## 課題内容
KAAT神奈川芸術劇場のラインアップ発表会の記事を、最後の文の後から書き継いでください。

═════ 出典文書 ═════

以下、白井が司会を務め、発表会に同席したクリエイターから自身が手掛けた作品についてコメントが入る流れでラインアップが紹介された。全容は本ページ末尾にてご確認を。以下では、クリエイターからのコメントを中心に紹介する。
◆KAAT×サンプル『グッド・デス・バイブレーション考』
【日時】5月中旬
【会場】KAAT神奈川芸術劇場 中スタジオ
【作・演出】松井周
【出演】戸川純、野津あおい、稲継美保、板橋駿谷、松井周
松井:僕は「楢山節考」という作品が好きで、日本文学の中ではいつまでも心にひっかかり自分のベースとして考えている作品でもあります。以前台湾で仕事をした時、台湾ではサンドイッチ世代(三世代が同居する中年夫婦)が話題となっており、子育てが始まるとすぐに介護も始まることが問題となっていました。それは日本も同じ状況だと思います。この作品は近未来の話なんですが、近未来で「楢山節考」のように親を捨てに行くということがあるとしたら『安楽死』の話になるのではないか、と考えました。安楽死というブームがあり、それに直面する貧困家庭の話を描きたいと思います。

═════ 抽出された項目 ═════

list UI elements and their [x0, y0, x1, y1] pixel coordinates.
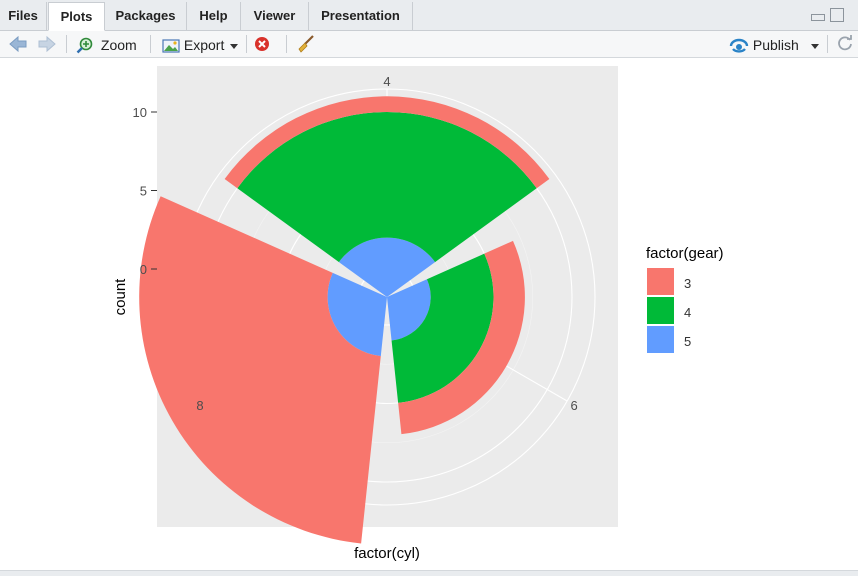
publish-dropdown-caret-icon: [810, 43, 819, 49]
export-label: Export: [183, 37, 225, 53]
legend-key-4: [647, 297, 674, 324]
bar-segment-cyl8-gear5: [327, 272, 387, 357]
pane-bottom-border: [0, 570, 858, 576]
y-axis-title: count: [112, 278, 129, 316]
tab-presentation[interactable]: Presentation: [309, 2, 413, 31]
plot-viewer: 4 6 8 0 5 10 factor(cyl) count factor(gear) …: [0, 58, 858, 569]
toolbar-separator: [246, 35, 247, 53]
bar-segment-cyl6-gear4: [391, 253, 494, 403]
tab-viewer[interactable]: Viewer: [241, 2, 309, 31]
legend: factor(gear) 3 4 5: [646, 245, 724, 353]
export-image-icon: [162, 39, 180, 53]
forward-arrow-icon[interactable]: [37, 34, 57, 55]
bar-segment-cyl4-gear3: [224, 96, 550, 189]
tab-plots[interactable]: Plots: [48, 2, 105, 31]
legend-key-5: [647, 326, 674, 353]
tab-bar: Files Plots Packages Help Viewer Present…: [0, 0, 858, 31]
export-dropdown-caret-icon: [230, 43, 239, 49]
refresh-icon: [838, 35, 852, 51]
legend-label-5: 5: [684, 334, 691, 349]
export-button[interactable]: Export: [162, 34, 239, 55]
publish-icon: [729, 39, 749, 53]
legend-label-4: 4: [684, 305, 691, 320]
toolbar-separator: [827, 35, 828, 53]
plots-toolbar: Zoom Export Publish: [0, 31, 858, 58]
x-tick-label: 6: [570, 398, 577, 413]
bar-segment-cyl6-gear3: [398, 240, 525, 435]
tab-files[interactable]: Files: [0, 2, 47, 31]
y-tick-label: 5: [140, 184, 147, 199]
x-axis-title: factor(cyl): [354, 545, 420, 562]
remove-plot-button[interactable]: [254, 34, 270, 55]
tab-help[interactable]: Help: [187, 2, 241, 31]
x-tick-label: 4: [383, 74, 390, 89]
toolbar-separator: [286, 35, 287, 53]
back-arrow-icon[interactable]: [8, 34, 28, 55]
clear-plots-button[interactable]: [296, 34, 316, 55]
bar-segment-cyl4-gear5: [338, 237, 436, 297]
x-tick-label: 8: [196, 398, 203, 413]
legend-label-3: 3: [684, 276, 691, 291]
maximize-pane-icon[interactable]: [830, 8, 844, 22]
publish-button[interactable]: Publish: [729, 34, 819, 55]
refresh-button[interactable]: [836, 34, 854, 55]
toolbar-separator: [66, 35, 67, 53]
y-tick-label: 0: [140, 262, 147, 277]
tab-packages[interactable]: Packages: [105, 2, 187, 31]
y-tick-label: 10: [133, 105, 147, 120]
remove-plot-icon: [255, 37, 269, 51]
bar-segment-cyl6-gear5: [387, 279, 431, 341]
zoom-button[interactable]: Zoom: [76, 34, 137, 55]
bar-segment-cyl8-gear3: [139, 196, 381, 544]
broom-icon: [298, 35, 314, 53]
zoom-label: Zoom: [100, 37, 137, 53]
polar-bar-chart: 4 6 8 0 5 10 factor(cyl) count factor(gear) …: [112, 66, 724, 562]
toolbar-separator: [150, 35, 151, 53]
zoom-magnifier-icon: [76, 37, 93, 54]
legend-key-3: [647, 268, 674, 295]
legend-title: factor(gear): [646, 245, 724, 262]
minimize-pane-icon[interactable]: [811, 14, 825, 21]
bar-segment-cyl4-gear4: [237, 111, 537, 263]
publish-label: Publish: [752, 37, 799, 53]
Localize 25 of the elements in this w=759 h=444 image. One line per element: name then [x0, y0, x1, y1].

═════

## 解答
松井周
◆KAAT×地点『山山』
【日時】6月6日(水)~6月16日(土)
【会場】KAAT神奈川芸術劇場 中スタジオ
【作】松原俊太郎
【演出】三浦基
松原:舞台『忘れる日本人』を作った後、次に何を作ろうかと思っていましたが『忘れる日本人』が海の話だったので「次は山だろう」と言われてまして。山が二つ並ぶと可愛いらしく、そこからイメージを膨らませていくと「~したいのはやまやまですが」という決まり文句がモチーフとして使えるなあ、と。そしてアメリカの作家・ハーマン・メルヴィルの『バートルビー』の主人公の決まり文句が「~できれば○○したいのですが」。何かにつけてそう答えをし、でも何もしないという「受動的抵抗」をする姿も使えそうだと感じ、『山山』に関するそれらのモチーフを集めていくとおもしろいものが書けそうだな、と思いまして、今書いているところです。
松原俊太郎
◆KAATキッズ・プログラム2018『不思議の国のアリス』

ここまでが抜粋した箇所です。